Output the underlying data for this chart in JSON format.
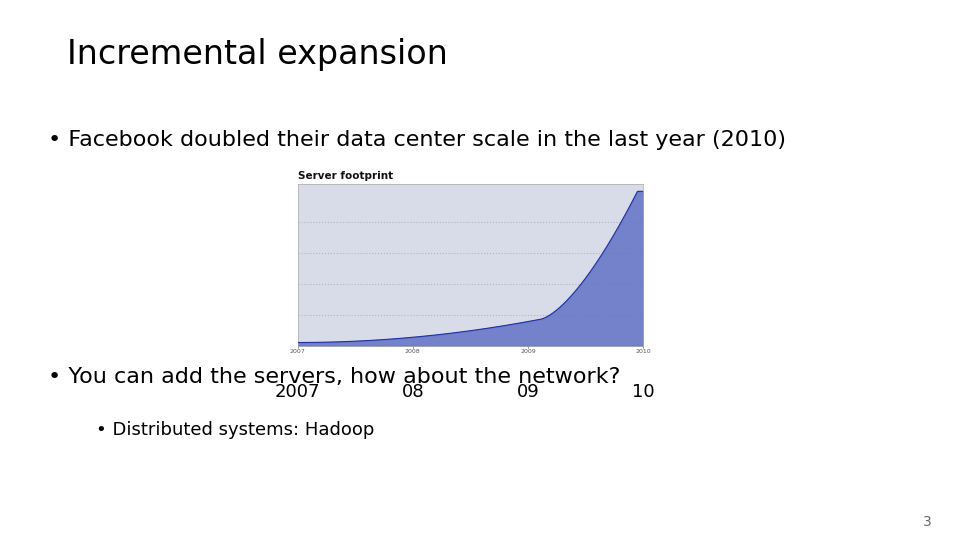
{
  "title": "Incremental expansion",
  "bullet1": "Facebook doubled their data center scale in the last year (2010)",
  "bullet2": "You can add the servers, how about the network?",
  "sub_bullet": "Distributed systems: Hadoop",
  "chart_title": "Server footprint",
  "chart_x_labels": [
    "2007",
    "08",
    "09",
    "10"
  ],
  "background_color": "#ffffff",
  "text_color": "#000000",
  "chart_fill_color": "#6878c8",
  "chart_line_color": "#2030a0",
  "chart_bg_color": "#d8dce8",
  "page_number": "3",
  "title_fontsize": 24,
  "bullet_fontsize": 16,
  "sub_bullet_fontsize": 13
}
■ ■ ■ ■
> _Task to carry out_
Every entry above needs to be retyped exactly; drop the pictures.

> _Output of the task_
Output the underlying data for this chart in JSON format.
{
  "title": "Incremental expansion",
  "bullet1": "Facebook doubled their data center scale in the last year (2010)",
  "bullet2": "You can add the servers, how about the network?",
  "sub_bullet": "Distributed systems: Hadoop",
  "chart_title": "Server footprint",
  "chart_x_labels": [
    "2007",
    "08",
    "09",
    "10"
  ],
  "background_color": "#ffffff",
  "text_color": "#000000",
  "chart_fill_color": "#6878c8",
  "chart_line_color": "#2030a0",
  "chart_bg_color": "#d8dce8",
  "page_number": "3",
  "title_fontsize": 24,
  "bullet_fontsize": 16,
  "sub_bullet_fontsize": 13
}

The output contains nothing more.